_DESCRIPTION OF THE TASK_. Restate each of the lines given below, word for word.

_GIVEN ENTRIES_.
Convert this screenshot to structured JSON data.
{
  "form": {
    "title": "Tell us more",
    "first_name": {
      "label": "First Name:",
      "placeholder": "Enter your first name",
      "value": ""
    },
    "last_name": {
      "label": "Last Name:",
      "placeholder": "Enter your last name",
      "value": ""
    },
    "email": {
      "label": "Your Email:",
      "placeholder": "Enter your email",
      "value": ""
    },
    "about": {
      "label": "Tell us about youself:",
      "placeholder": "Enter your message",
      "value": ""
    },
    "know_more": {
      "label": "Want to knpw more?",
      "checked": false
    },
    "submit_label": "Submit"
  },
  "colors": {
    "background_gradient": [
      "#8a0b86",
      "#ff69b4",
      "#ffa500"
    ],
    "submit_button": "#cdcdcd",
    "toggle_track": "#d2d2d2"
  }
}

_EXERCISE RESPONSE_.
Convert this screenshot to structured JSON data.
{
  "form": {
    "title": "Tell us more",
    "first_name": {
      "label": "First Name:",
      "placeholder": "Enter your first name",
      "value": ""
    },
    "last_name": {
      "label": "Last Name:",
      "placeholder": "Enter your last name",
      "value": ""
    },
    "email": {
      "label": "Your Email:",
      "placeholder": "Enter your email",
      "value": ""
    },
    "about": {
      "label": "Tell us about youself:",
      "placeholder": "Enter your message",
      "value": ""
    },
    "know_more": {
      "label": "Want to knpw more?",
      "checked": false
    },
    "submit_label": "Submit"
  },
  "colors": {
    "background_gradient": [
      "#8a0b86",
      "#ff69b4",
      "#ffa500"
    ],
    "submit_button": "#cdcdcd",
    "toggle_track": "#d2d2d2"
  }
}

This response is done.